REQUIREMENTS: Set down the records once more, please, exactly and with the pictures left out.
Start
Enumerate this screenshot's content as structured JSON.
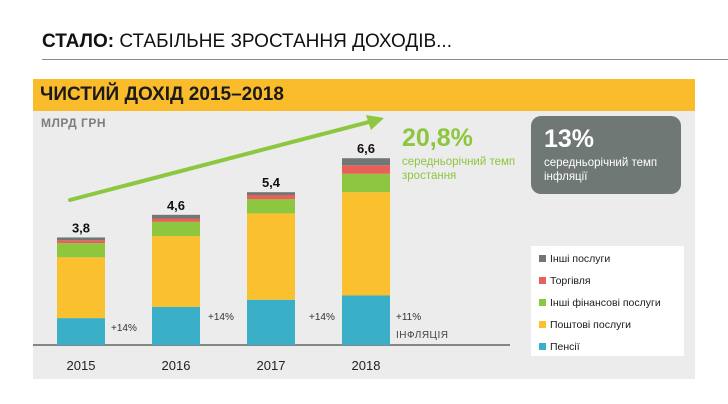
{
  "headline": {
    "bold": "СТАЛО:",
    "rest": " СТАБІЛЬНЕ ЗРОСТАННЯ ДОХОДІВ..."
  },
  "growth": {
    "value": "20,8%",
    "label": "середньорічний темп зростання"
  },
  "inflation_box": {
    "value": "13%",
    "label": "середньорічний темп інфляції"
  },
  "colors": {
    "banner": "#fbbc2c",
    "panel": "#ececec",
    "growth_green": "#8dc63f",
    "inflation_box": "#6f7874"
  },
  "chart_data": {
    "type": "bar",
    "stacked": true,
    "title": "ЧИСТИЙ ДОХІД 2015–2018",
    "ylabel": "МЛРД ГРН",
    "xlabel": "",
    "ylim": [
      0,
      7.2
    ],
    "grid": false,
    "legend_position": "bottom-right",
    "categories": [
      "2015",
      "2016",
      "2017",
      "2018"
    ],
    "totals": [
      3.8,
      4.6,
      5.4,
      6.6
    ],
    "total_labels": [
      "3,8",
      "4,6",
      "5,4",
      "6,6"
    ],
    "series": [
      {
        "name": "Пенсії",
        "color": "#3ab0c8",
        "values": [
          0.95,
          1.35,
          1.6,
          1.75
        ]
      },
      {
        "name": "Поштові послуги",
        "color": "#fbc02d",
        "values": [
          2.15,
          2.5,
          3.05,
          3.65
        ]
      },
      {
        "name": "Інші фінансові послуги",
        "color": "#8dc63f",
        "values": [
          0.5,
          0.5,
          0.5,
          0.65
        ]
      },
      {
        "name": "Торгівля",
        "color": "#e8605a",
        "values": [
          0.1,
          0.12,
          0.15,
          0.3
        ]
      },
      {
        "name": "Інші послуги",
        "color": "#6f7874",
        "values": [
          0.1,
          0.13,
          0.1,
          0.25
        ]
      }
    ],
    "legend_order": [
      "Інші послуги",
      "Торгівля",
      "Інші фінансові послуги",
      "Поштові послуги",
      "Пенсії"
    ],
    "annotations": [
      {
        "after_category": "2015",
        "text": "+14%"
      },
      {
        "after_category": "2016",
        "text": "+14%"
      },
      {
        "after_category": "2017",
        "text": "+14%"
      },
      {
        "after_category": "2018",
        "text": "+11%"
      },
      {
        "after_category": "2018",
        "text": "ІНФЛЯЦІЯ"
      }
    ],
    "trend_arrow": {
      "from_category": "2015",
      "to_category": "2018",
      "color": "#8dc63f"
    }
  }
}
End
ANSWER TO THE TASK:
Enumerate this screenshot's content as structured JSON.
{
  "headline": {
    "bold": "СТАЛО:",
    "rest": " СТАБІЛЬНЕ ЗРОСТАННЯ ДОХОДІВ..."
  },
  "growth": {
    "value": "20,8%",
    "label": "середньорічний темп зростання"
  },
  "inflation_box": {
    "value": "13%",
    "label": "середньорічний темп інфляції"
  },
  "colors": {
    "banner": "#fbbc2c",
    "panel": "#ececec",
    "growth_green": "#8dc63f",
    "inflation_box": "#6f7874"
  },
  "chart_data": {
    "type": "bar",
    "stacked": true,
    "title": "ЧИСТИЙ ДОХІД 2015–2018",
    "ylabel": "МЛРД ГРН",
    "xlabel": "",
    "ylim": [
      0,
      7.2
    ],
    "grid": false,
    "legend_position": "bottom-right",
    "categories": [
      "2015",
      "2016",
      "2017",
      "2018"
    ],
    "totals": [
      3.8,
      4.6,
      5.4,
      6.6
    ],
    "total_labels": [
      "3,8",
      "4,6",
      "5,4",
      "6,6"
    ],
    "series": [
      {
        "name": "Пенсії",
        "color": "#3ab0c8",
        "values": [
          0.95,
          1.35,
          1.6,
          1.75
        ]
      },
      {
        "name": "Поштові послуги",
        "color": "#fbc02d",
        "values": [
          2.15,
          2.5,
          3.05,
          3.65
        ]
      },
      {
        "name": "Інші фінансові послуги",
        "color": "#8dc63f",
        "values": [
          0.5,
          0.5,
          0.5,
          0.65
        ]
      },
      {
        "name": "Торгівля",
        "color": "#e8605a",
        "values": [
          0.1,
          0.12,
          0.15,
          0.3
        ]
      },
      {
        "name": "Інші послуги",
        "color": "#6f7874",
        "values": [
          0.1,
          0.13,
          0.1,
          0.25
        ]
      }
    ],
    "legend_order": [
      "Інші послуги",
      "Торгівля",
      "Інші фінансові послуги",
      "Поштові послуги",
      "Пенсії"
    ],
    "annotations": [
      {
        "after_category": "2015",
        "text": "+14%"
      },
      {
        "after_category": "2016",
        "text": "+14%"
      },
      {
        "after_category": "2017",
        "text": "+14%"
      },
      {
        "after_category": "2018",
        "text": "+11%"
      },
      {
        "after_category": "2018",
        "text": "ІНФЛЯЦІЯ"
      }
    ],
    "trend_arrow": {
      "from_category": "2015",
      "to_category": "2018",
      "color": "#8dc63f"
    }
  }
}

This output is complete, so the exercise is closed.